*GIVEN TASK*: Gather the lines below that include the string "Shaftsbury", copying each in full.
++++ RAW DATA ++++
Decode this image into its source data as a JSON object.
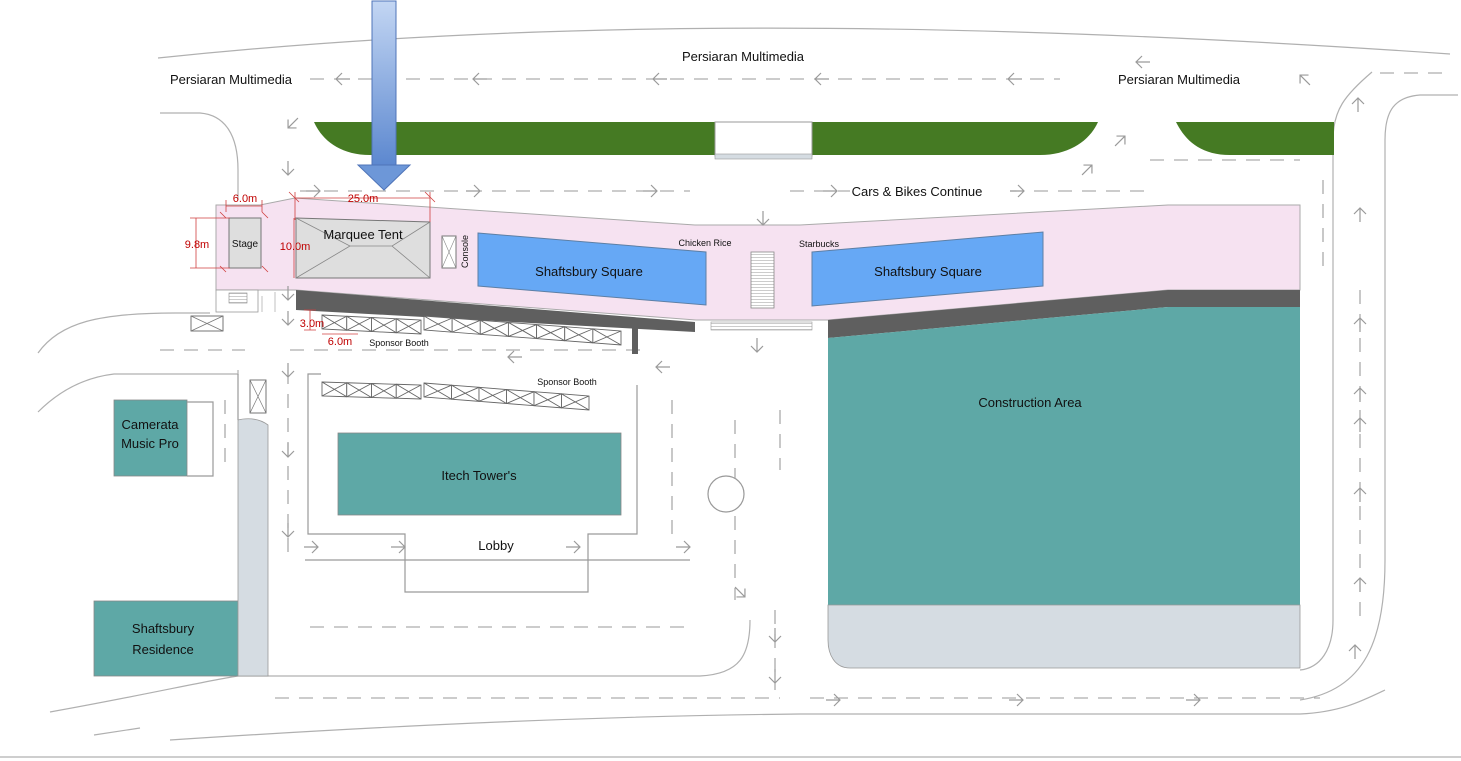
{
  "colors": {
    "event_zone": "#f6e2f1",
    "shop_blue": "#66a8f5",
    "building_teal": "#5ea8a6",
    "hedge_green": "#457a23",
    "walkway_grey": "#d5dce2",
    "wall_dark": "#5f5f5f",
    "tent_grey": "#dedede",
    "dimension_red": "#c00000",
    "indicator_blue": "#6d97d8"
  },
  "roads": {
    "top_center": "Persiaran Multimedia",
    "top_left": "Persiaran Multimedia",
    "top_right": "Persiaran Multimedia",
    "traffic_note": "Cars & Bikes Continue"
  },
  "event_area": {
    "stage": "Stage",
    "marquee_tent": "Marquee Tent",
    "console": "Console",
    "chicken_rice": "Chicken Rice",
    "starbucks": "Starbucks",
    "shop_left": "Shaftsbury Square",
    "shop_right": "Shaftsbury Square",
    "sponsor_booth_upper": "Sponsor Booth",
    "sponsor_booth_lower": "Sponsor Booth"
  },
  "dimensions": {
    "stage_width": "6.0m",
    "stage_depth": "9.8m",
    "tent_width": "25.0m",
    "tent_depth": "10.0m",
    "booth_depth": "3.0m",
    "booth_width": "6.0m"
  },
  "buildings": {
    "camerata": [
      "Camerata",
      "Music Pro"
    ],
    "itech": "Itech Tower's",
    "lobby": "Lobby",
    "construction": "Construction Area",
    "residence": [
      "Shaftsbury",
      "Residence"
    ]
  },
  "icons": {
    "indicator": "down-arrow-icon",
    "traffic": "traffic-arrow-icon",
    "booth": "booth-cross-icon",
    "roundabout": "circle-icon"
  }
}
++++
++++ RAW DATA ++++
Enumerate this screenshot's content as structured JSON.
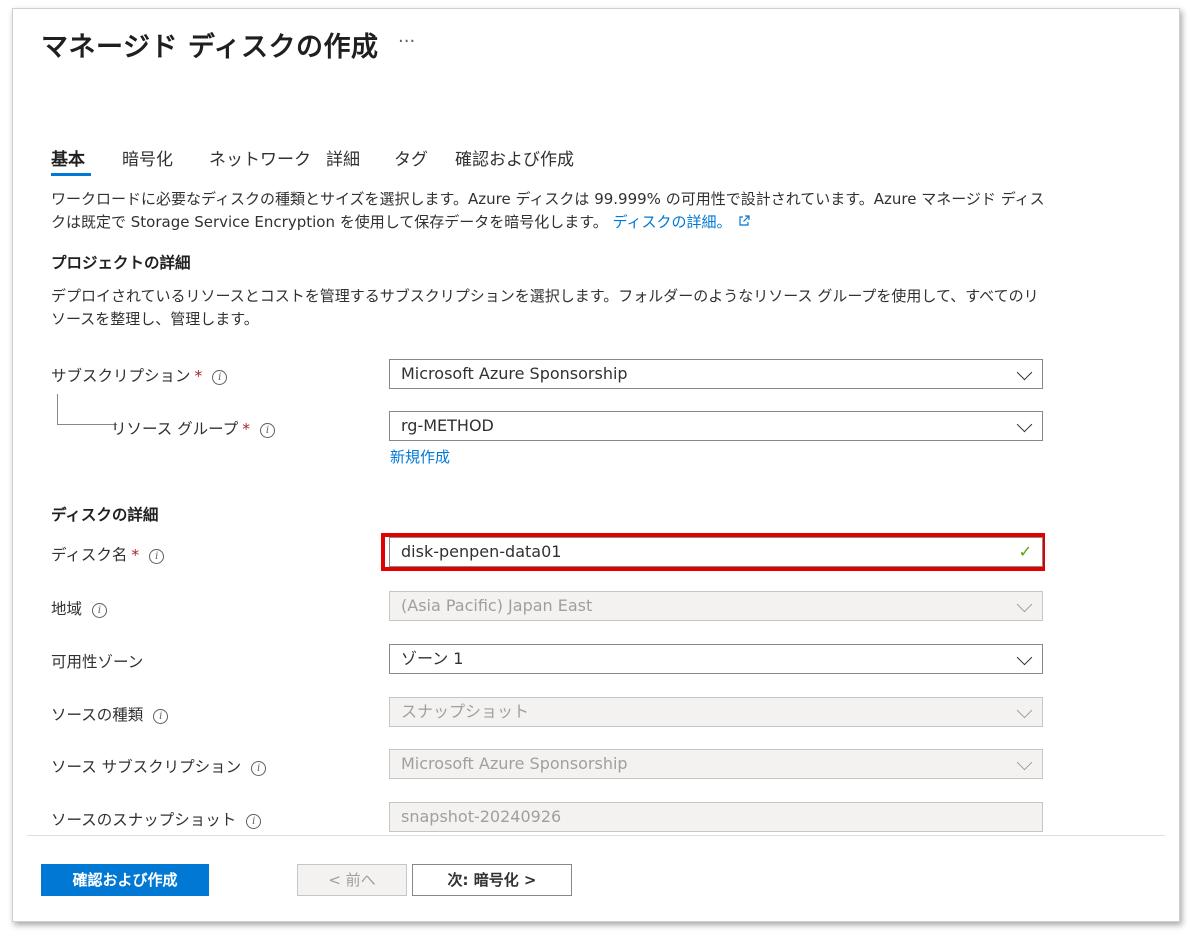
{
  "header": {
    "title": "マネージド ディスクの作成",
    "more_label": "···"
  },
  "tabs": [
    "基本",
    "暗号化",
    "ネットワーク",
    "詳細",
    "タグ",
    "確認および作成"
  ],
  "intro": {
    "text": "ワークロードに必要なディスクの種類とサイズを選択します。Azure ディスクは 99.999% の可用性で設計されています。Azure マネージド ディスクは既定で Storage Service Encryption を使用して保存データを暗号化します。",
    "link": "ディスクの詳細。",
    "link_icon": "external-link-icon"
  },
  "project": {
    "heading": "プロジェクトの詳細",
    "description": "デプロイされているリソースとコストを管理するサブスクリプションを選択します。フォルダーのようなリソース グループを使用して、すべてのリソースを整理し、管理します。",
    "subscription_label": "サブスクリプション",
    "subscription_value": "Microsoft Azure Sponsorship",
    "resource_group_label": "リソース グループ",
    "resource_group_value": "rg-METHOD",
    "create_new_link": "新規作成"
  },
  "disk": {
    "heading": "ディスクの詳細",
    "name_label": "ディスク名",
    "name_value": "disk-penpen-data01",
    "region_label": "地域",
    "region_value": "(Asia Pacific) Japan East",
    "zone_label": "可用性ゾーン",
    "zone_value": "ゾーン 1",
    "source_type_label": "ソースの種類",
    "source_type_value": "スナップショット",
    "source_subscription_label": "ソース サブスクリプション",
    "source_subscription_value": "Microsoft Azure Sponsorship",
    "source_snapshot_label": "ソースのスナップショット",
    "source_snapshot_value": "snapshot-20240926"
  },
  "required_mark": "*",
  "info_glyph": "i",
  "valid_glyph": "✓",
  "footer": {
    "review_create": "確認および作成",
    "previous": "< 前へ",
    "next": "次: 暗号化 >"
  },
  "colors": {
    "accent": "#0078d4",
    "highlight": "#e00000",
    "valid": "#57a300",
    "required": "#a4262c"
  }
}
++++
++++ RAW DATA ++++
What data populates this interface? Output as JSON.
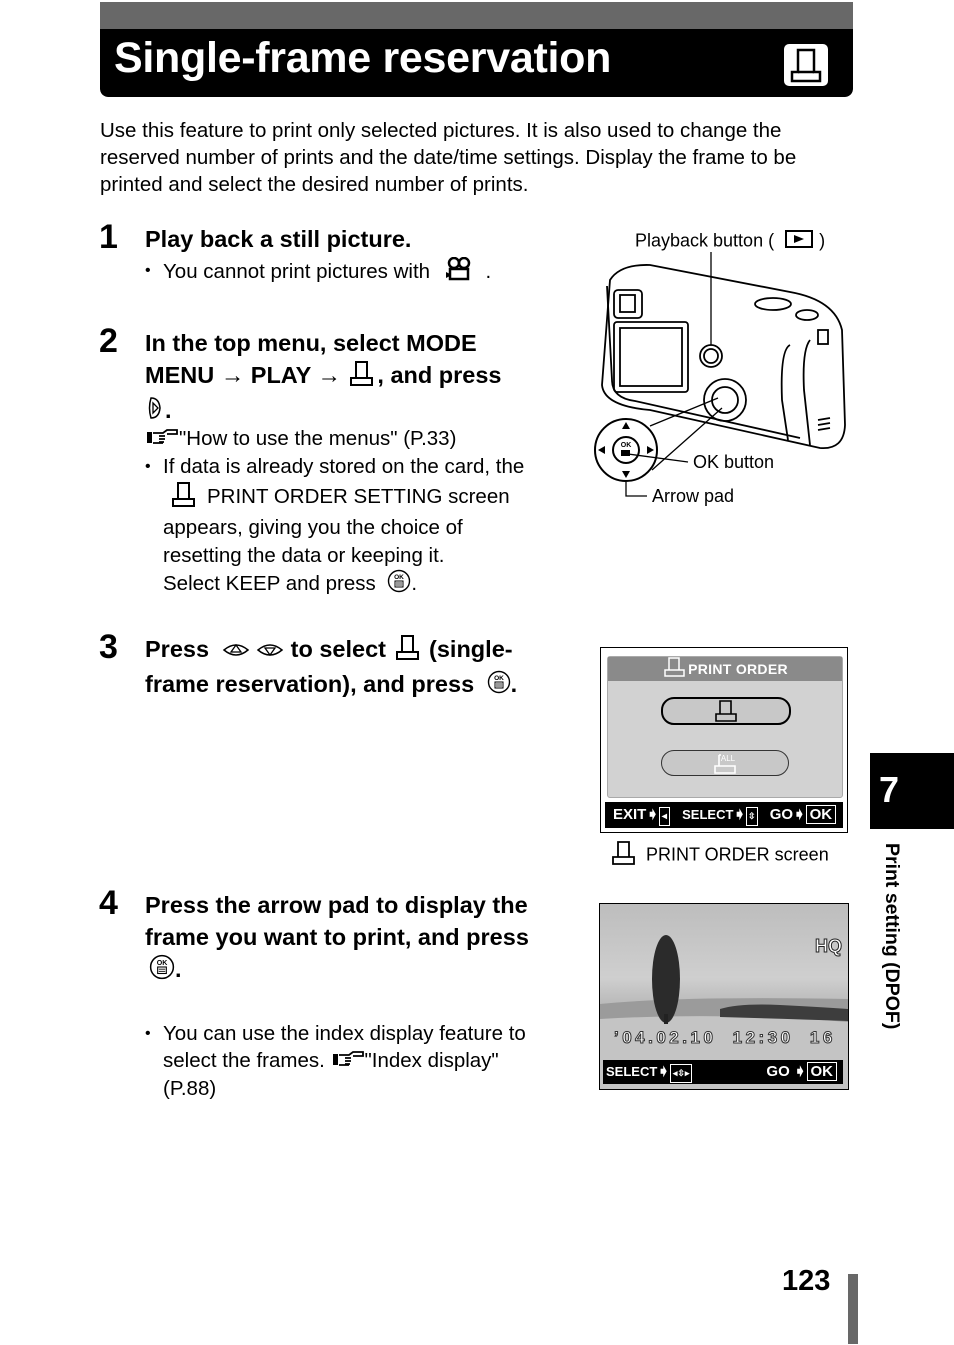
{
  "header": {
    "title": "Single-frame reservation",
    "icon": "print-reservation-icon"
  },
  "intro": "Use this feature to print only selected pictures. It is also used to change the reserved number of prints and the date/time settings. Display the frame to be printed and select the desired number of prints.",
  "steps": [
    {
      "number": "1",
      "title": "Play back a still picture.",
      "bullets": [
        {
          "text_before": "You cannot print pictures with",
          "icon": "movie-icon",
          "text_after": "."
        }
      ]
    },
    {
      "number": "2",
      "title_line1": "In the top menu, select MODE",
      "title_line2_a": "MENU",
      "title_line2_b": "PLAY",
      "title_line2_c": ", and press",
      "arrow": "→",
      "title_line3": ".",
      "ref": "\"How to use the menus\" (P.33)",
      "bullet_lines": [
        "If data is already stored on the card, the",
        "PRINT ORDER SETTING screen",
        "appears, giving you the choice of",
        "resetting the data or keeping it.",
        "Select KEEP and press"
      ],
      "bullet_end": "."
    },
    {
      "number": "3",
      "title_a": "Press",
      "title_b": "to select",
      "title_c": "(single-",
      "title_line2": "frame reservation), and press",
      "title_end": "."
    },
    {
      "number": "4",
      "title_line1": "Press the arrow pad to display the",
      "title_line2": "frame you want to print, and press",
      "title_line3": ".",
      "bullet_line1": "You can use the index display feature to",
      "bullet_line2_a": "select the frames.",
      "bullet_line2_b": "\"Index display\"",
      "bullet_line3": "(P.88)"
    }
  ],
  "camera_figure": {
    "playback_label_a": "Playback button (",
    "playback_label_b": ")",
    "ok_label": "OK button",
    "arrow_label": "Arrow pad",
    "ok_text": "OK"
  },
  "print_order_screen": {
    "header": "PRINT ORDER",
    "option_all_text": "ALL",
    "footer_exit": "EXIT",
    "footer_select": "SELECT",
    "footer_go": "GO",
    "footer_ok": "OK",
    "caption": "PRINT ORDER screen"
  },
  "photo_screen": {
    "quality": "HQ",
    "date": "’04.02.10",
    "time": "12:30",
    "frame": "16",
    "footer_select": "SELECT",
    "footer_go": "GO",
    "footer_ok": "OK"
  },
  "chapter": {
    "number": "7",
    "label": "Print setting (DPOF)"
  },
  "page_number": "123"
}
++++
*ANSWER FOR THE TASK*:
    "shop_left": "Shaftsbury Square",
    "shop_right": "Shaftsbury Square",
      "Shaftsbury",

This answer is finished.